• _Exercise objective_
Output the records exactly as they appear, with no pictures included.

══ Exercise material

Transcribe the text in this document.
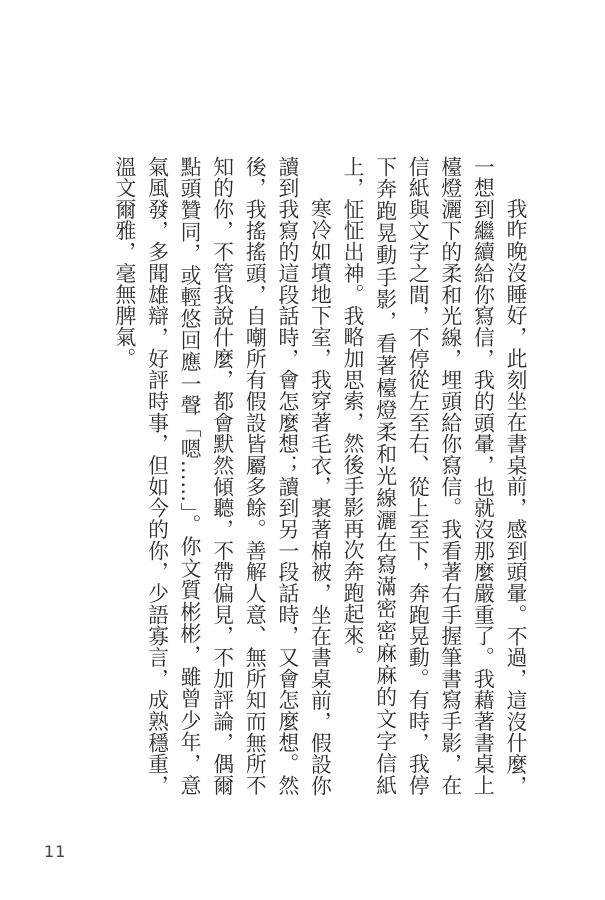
我昨晚沒睡好，此刻坐在書桌前，感到頭暈。不過，這沒什麼，一想到繼續給你寫信，我的頭暈，也就沒那麼嚴重了。我藉著書桌上檯燈灑下的柔和光線，埋頭給你寫信。我看著右手握筆書寫手影，在信紙與文字之間，不停從左至右、從上至下，奔跑晃動。有時，我停下奔跑晃動手影，看著檯燈柔和光線灑在寫滿密密麻麻的文字信紙上，怔怔出神。我略加思索，然後手影再次奔跑起來。

寒冷如墳地下室，我穿著毛衣，裹著棉被，坐在書桌前，假設你讀到我寫的這段話時，會怎麼想；讀到另一段話時，又會怎麼想。然後，我搖搖頭，自嘲所有假設皆屬多餘。善解人意、無所知而無所不知的你，不管我說什麼，都會默然傾聽，不帶偏見，不加評論，偶爾點頭贊同，或輕悠回應一聲「嗯……」。你文質彬彬，雖曾少年，意氣風發，多聞雄辯，好評時事，但如今的你，少語寡言，成熟穩重，溫文爾雅，毫無脾氣。

11
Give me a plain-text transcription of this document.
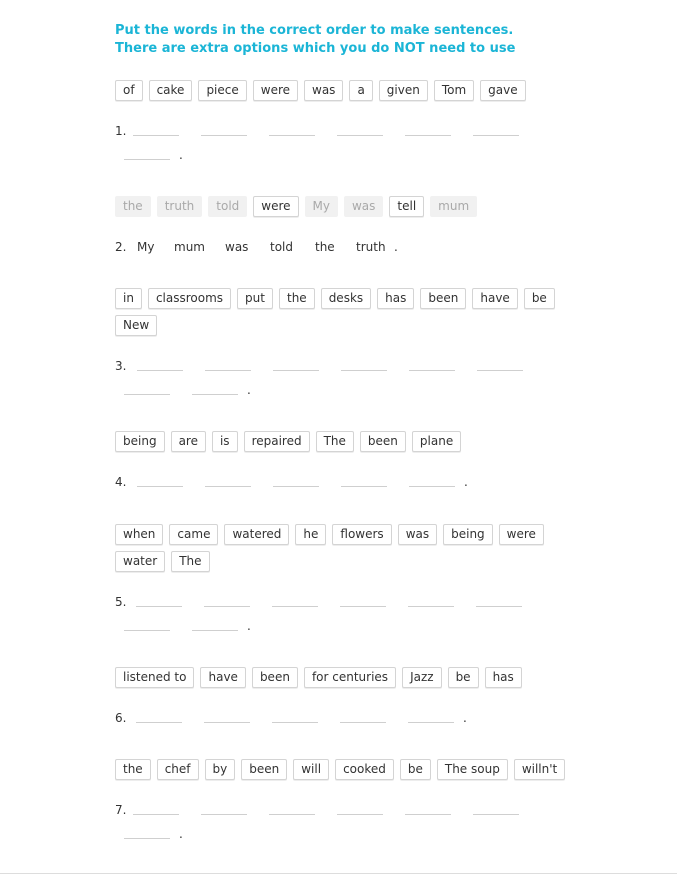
Put the words in the correct order to make sentences. There are extra options which you do NOT need to use
of	cake	piece	were	was	a	given	Tom	gave
1.
.
the	truth	told	were	My	was	tell	mum
2. My mum was told the truth .
in	classrooms	put	the	desks	has	been	have	be
New
3.
.
being	are	is	repaired	The	been	plane
4.	.
when	came	watered	he	flowers	was	being	were
water	The
5.
.
listened to	have	been	for centuries	Jazz	be	has
6.	.
the	chef	by	been	will	cooked	be	The soup	willn't
7.
.
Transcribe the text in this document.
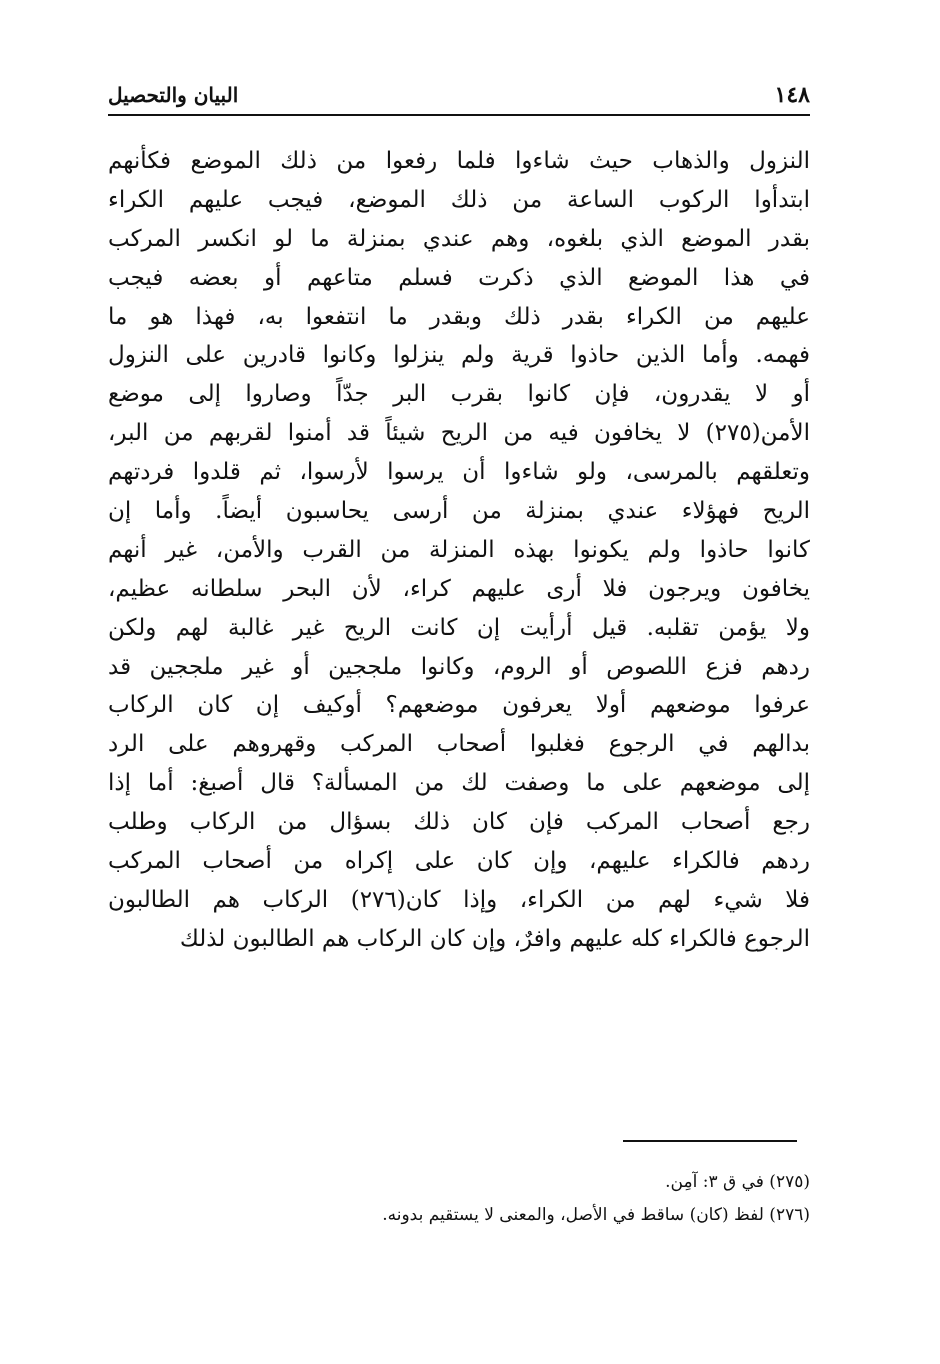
١٤٨
البيان والتحصيل
النزول والذهاب حيث شاءوا فلما رفعوا من ذلك الموضع فكأنهم
ابتدأوا الركوب الساعة من ذلك الموضع، فيجب عليهم الكراء
بقدر الموضع الذي بلغوه، وهم عندي بمنزلة ما لو انكسر المركب
في هذا الموضع الذي ذكرت فسلم متاعهم أو بعضه فيجب
عليهم من الكراء بقدر ذلك وبقدر ما انتفعوا به، فهذا هو ما
فهمه. وأما الذين حاذوا قرية ولم ينزلوا وكانوا قادرين على النزول
أو لا يقدرون، فإن كانوا بقرب البر جدّاً وصاروا إلى موضع
الأمن(٢٧٥) لا يخافون فيه من الريح شيئاً قد أمنوا لقربهم من البر،
وتعلقهم بالمرسى، ولو شاءوا أن يرسوا لأرسوا، ثم قلدوا فردتهم
الريح فهؤلاء عندي بمنزلة من أرسى يحاسبون أيضاً. وأما إن
كانوا حاذوا ولم يكونوا بهذه المنزلة من القرب والأمن، غير أنهم
يخافون ويرجون فلا أرى عليهم كراء، لأن البحر سلطانه عظيم،
ولا يؤمن تقلبه. قيل أرأيت إن كانت الريح غير غالبة لهم ولكن
ردهم فزع اللصوص أو الروم، وكانوا ملججين أو غير ملججين قد
عرفوا موضعهم أولا يعرفون موضعهم؟ أوكيف إن كان الركاب
بدالهم في الرجوع فغلبوا أصحاب المركب وقهروهم على الرد
إلى موضعهم على ما وصفت لك من المسألة؟ قال أصبغ: أما إذا
رجع أصحاب المركب فإن كان ذلك بسؤال من الركاب وطلب
ردهم فالكراء عليهم، وإن كان على إكراه من أصحاب المركب
فلا شيء لهم من الكراء، وإذا كان(٢٧٦) الركاب هم الطالبون
الرجوع فالكراء كله عليهم وافرٌ، وإن كان الركاب هم الطالبون لذلك
(٢٧٥) في ق ٣: آمِن.
(٢٧٦) لفظ (كان) ساقط في الأصل، والمعنى لا يستقيم بدونه.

════

• _Exercise solution_
Transcribe the text in this document.
我昨晚沒睡好，此刻坐在書桌前，感到頭暈。不過，這沒什麼，一想到繼續給你寫信，我的頭暈，也就沒那麼嚴重了。我藉著書桌上檯燈灑下的柔和光線，埋頭給你寫信。我看著右手握筆書寫手影，在信紙與文字之間，不停從左至右、從上至下，奔跑晃動。有時，我停下奔跑晃動手影，看著檯燈柔和光線灑在寫滿密密麻麻的文字信紙上，怔怔出神。我略加思索，然後手影再次奔跑起來。

寒冷如墳地下室，我穿著毛衣，裹著棉被，坐在書桌前，假設你讀到我寫的這段話時，會怎麼想；讀到另一段話時，又會怎麼想。然後，我搖搖頭，自嘲所有假設皆屬多餘。善解人意、無所知而無所不知的你，不管我說什麼，都會默然傾聽，不帶偏見，不加評論，偶爾點頭贊同，或輕悠回應一聲「嗯……」。你文質彬彬，雖曾少年，意氣風發，多聞雄辯，好評時事，但如今的你，少語寡言，成熟穩重，溫文爾雅，毫無脾氣。

11
Give me a plain-text transcription of this document.
Put the words in the correct order to make sentences. There are extra options which you do NOT need to use
of	cake	piece	were	was	a	given	Tom	gave
1.
.
the	truth	told	were	My	was	tell	mum
2. My mum was told the truth .
in	classrooms	put	the	desks	has	been	have	be
New
3.
.
being	are	is	repaired	The	been	plane
4.	.
when	came	watered	he	flowers	was	being	were
water	The
5.
.
listened to	have	been	for centuries	Jazz	be	has
6.	.
the	chef	by	been	will	cooked	be	The soup	willn't
7.
.
Transcribe the text in this document.
١٤٨
البيان والتحصيل
النزول والذهاب حيث شاءوا فلما رفعوا من ذلك الموضع فكأنهم
ابتدأوا الركوب الساعة من ذلك الموضع، فيجب عليهم الكراء
بقدر الموضع الذي بلغوه، وهم عندي بمنزلة ما لو انكسر المركب
في هذا الموضع الذي ذكرت فسلم متاعهم أو بعضه فيجب
عليهم من الكراء بقدر ذلك وبقدر ما انتفعوا به، فهذا هو ما
فهمه. وأما الذين حاذوا قرية ولم ينزلوا وكانوا قادرين على النزول
أو لا يقدرون، فإن كانوا بقرب البر جدّاً وصاروا إلى موضع
الأمن(٢٧٥) لا يخافون فيه من الريح شيئاً قد أمنوا لقربهم من البر،
وتعلقهم بالمرسى، ولو شاءوا أن يرسوا لأرسوا، ثم قلدوا فردتهم
الريح فهؤلاء عندي بمنزلة من أرسى يحاسبون أيضاً. وأما إن
كانوا حاذوا ولم يكونوا بهذه المنزلة من القرب والأمن، غير أنهم
يخافون ويرجون فلا أرى عليهم كراء، لأن البحر سلطانه عظيم،
ولا يؤمن تقلبه. قيل أرأيت إن كانت الريح غير غالبة لهم ولكن
ردهم فزع اللصوص أو الروم، وكانوا ملججين أو غير ملججين قد
عرفوا موضعهم أولا يعرفون موضعهم؟ أوكيف إن كان الركاب
بدالهم في الرجوع فغلبوا أصحاب المركب وقهروهم على الرد
إلى موضعهم على ما وصفت لك من المسألة؟ قال أصبغ: أما إذا
رجع أصحاب المركب فإن كان ذلك بسؤال من الركاب وطلب
ردهم فالكراء عليهم، وإن كان على إكراه من أصحاب المركب
فلا شيء لهم من الكراء، وإذا كان(٢٧٦) الركاب هم الطالبون
الرجوع فالكراء كله عليهم وافرٌ، وإن كان الركاب هم الطالبون لذلك
(٢٧٥) في ق ٣: آمِن.
(٢٧٦) لفظ (كان) ساقط في الأصل، والمعنى لا يستقيم بدونه.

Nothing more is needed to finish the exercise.